### STATED EXERCISE
Each record must be retyped in full. No character may differ.
** START OF INPUT ROWS **
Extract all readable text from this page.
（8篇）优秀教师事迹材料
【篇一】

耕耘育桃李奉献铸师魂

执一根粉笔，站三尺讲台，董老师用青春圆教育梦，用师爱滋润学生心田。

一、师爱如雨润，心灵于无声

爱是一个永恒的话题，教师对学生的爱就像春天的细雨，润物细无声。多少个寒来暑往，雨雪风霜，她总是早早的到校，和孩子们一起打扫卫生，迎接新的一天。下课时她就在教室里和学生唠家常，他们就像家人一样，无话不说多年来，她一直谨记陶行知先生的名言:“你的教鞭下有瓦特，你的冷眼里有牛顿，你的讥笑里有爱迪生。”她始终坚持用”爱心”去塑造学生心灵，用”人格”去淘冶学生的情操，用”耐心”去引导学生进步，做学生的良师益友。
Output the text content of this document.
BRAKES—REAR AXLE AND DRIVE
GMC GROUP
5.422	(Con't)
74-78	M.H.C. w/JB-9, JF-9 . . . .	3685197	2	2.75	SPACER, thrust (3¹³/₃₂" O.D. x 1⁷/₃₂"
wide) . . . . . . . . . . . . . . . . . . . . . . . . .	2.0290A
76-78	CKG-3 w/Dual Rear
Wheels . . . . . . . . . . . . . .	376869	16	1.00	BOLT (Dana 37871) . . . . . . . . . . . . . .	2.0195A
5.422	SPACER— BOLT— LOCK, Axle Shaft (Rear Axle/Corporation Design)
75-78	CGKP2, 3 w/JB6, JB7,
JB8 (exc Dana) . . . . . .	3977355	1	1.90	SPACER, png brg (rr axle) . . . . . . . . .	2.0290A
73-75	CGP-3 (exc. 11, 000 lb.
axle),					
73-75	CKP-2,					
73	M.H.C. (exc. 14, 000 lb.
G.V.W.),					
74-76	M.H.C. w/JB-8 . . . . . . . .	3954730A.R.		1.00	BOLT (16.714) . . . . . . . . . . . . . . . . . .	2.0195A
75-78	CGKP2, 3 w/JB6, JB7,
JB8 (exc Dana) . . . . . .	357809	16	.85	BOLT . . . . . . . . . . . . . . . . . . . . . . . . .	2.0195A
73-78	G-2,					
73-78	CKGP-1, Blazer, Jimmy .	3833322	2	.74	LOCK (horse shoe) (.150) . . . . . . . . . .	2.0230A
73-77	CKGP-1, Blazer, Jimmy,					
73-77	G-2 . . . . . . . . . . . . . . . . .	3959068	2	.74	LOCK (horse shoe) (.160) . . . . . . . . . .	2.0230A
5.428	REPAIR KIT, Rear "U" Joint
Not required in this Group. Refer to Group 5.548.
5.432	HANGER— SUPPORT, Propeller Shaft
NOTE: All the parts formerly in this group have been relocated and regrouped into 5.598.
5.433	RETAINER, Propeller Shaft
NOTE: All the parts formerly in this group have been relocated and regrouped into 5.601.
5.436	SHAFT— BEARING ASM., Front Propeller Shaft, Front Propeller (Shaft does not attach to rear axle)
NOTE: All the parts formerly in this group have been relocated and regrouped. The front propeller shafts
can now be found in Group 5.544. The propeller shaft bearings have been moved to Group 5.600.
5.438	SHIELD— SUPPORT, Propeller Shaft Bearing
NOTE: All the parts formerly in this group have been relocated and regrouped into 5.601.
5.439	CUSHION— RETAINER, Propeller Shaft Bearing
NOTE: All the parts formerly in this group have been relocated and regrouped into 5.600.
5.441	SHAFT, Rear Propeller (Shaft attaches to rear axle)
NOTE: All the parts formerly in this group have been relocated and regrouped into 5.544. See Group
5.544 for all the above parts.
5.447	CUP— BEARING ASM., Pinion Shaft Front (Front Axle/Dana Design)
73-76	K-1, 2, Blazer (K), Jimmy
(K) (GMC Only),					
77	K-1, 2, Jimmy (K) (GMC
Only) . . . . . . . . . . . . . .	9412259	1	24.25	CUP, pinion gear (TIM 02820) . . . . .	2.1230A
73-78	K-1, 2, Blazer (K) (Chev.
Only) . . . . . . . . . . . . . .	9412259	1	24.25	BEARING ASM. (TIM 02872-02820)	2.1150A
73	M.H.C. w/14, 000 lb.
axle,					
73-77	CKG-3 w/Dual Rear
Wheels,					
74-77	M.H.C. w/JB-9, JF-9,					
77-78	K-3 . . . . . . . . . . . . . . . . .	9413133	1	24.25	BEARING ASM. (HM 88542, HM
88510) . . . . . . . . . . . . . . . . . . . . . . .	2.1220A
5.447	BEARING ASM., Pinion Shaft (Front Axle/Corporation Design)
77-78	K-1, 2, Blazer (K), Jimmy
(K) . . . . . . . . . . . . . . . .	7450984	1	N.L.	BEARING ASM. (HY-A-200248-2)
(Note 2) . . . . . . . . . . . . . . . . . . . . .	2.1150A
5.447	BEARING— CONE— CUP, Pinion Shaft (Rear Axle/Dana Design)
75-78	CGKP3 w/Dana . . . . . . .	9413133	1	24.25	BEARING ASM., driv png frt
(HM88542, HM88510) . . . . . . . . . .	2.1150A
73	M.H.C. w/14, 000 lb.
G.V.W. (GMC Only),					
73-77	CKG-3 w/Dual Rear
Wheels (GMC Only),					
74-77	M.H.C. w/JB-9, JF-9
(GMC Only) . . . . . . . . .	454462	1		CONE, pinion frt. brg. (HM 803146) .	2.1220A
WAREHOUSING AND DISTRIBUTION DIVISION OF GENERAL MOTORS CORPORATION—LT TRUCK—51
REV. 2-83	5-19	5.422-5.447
** END OF INPUT ROWS **
### SOLVED PROBLEM
Extract all readable text from this page.
（8篇）优秀教师事迹材料
【篇一】

耕耘育桃李奉献铸师魂

执一根粉笔，站三尺讲台，董老师用青春圆教育梦，用师爱滋润学生心田。

一、师爱如雨润，心灵于无声

爱是一个永恒的话题，教师对学生的爱就像春天的细雨，润物细无声。多少个寒来暑往，雨雪风霜，她总是早早的到校，和孩子们一起打扫卫生，迎接新的一天。下课时她就在教室里和学生唠家常，他们就像家人一样，无话不说多年来，她一直谨记陶行知先生的名言:“你的教鞭下有瓦特，你的冷眼里有牛顿，你的讥笑里有爱迪生。”她始终坚持用”爱心”去塑造学生心灵，用”人格”去淘冶学生的情操，用”耐心”去引导学生进步，做学生的良师益友。
Output the text content of this document.
BRAKES—REAR AXLE AND DRIVE
GMC GROUP
5.422	(Con't)
74-78	M.H.C. w/JB-9, JF-9 . . . .	3685197	2	2.75	SPACER, thrust (3¹³/₃₂" O.D. x 1⁷/₃₂"
wide) . . . . . . . . . . . . . . . . . . . . . . . . .	2.0290A
76-78	CKG-3 w/Dual Rear
Wheels . . . . . . . . . . . . . .	376869	16	1.00	BOLT (Dana 37871) . . . . . . . . . . . . . .	2.0195A
5.422	SPACER— BOLT— LOCK, Axle Shaft (Rear Axle/Corporation Design)
75-78	CGKP2, 3 w/JB6, JB7,
JB8 (exc Dana) . . . . . .	3977355	1	1.90	SPACER, png brg (rr axle) . . . . . . . . .	2.0290A
73-75	CGP-3 (exc. 11, 000 lb.
axle),					
73-75	CKP-2,					
73	M.H.C. (exc. 14, 000 lb.
G.V.W.),					
74-76	M.H.C. w/JB-8 . . . . . . . .	3954730A.R.		1.00	BOLT (16.714) . . . . . . . . . . . . . . . . . .	2.0195A
75-78	CGKP2, 3 w/JB6, JB7,
JB8 (exc Dana) . . . . . .	357809	16	.85	BOLT . . . . . . . . . . . . . . . . . . . . . . . . .	2.0195A
73-78	G-2,					
73-78	CKGP-1, Blazer, Jimmy .	3833322	2	.74	LOCK (horse shoe) (.150) . . . . . . . . . .	2.0230A
73-77	CKGP-1, Blazer, Jimmy,					
73-77	G-2 . . . . . . . . . . . . . . . . .	3959068	2	.74	LOCK (horse shoe) (.160) . . . . . . . . . .	2.0230A
5.428	REPAIR KIT, Rear "U" Joint
Not required in this Group. Refer to Group 5.548.
5.432	HANGER— SUPPORT, Propeller Shaft
NOTE: All the parts formerly in this group have been relocated and regrouped into 5.598.
5.433	RETAINER, Propeller Shaft
NOTE: All the parts formerly in this group have been relocated and regrouped into 5.601.
5.436	SHAFT— BEARING ASM., Front Propeller Shaft, Front Propeller (Shaft does not attach to rear axle)
NOTE: All the parts formerly in this group have been relocated and regrouped. The front propeller shafts
can now be found in Group 5.544. The propeller shaft bearings have been moved to Group 5.600.
5.438	SHIELD— SUPPORT, Propeller Shaft Bearing
NOTE: All the parts formerly in this group have been relocated and regrouped into 5.601.
5.439	CUSHION— RETAINER, Propeller Shaft Bearing
NOTE: All the parts formerly in this group have been relocated and regrouped into 5.600.
5.441	SHAFT, Rear Propeller (Shaft attaches to rear axle)
NOTE: All the parts formerly in this group have been relocated and regrouped into 5.544. See Group
5.544 for all the above parts.
5.447	CUP— BEARING ASM., Pinion Shaft Front (Front Axle/Dana Design)
73-76	K-1, 2, Blazer (K), Jimmy
(K) (GMC Only),					
77	K-1, 2, Jimmy (K) (GMC
Only) . . . . . . . . . . . . . .	9412259	1	24.25	CUP, pinion gear (TIM 02820) . . . . .	2.1230A
73-78	K-1, 2, Blazer (K) (Chev.
Only) . . . . . . . . . . . . . .	9412259	1	24.25	BEARING ASM. (TIM 02872-02820)	2.1150A
73	M.H.C. w/14, 000 lb.
axle,					
73-77	CKG-3 w/Dual Rear
Wheels,					
74-77	M.H.C. w/JB-9, JF-9,					
77-78	K-3 . . . . . . . . . . . . . . . . .	9413133	1	24.25	BEARING ASM. (HM 88542, HM
88510) . . . . . . . . . . . . . . . . . . . . . . .	2.1220A
5.447	BEARING ASM., Pinion Shaft (Front Axle/Corporation Design)
77-78	K-1, 2, Blazer (K), Jimmy
(K) . . . . . . . . . . . . . . . .	7450984	1	N.L.	BEARING ASM. (HY-A-200248-2)
(Note 2) . . . . . . . . . . . . . . . . . . . . .	2.1150A
5.447	BEARING— CONE— CUP, Pinion Shaft (Rear Axle/Dana Design)
75-78	CGKP3 w/Dana . . . . . . .	9413133	1	24.25	BEARING ASM., driv png frt
(HM88542, HM88510) . . . . . . . . . .	2.1150A
73	M.H.C. w/14, 000 lb.
G.V.W. (GMC Only),					
73-77	CKG-3 w/Dual Rear
Wheels (GMC Only),					
74-77	M.H.C. w/JB-9, JF-9
(GMC Only) . . . . . . . . .	454462	1		CONE, pinion frt. brg. (HM 803146) .	2.1220A
WAREHOUSING AND DISTRIBUTION DIVISION OF GENERAL MOTORS CORPORATION—LT TRUCK—51
REV. 2-83	5-19	5.422-5.447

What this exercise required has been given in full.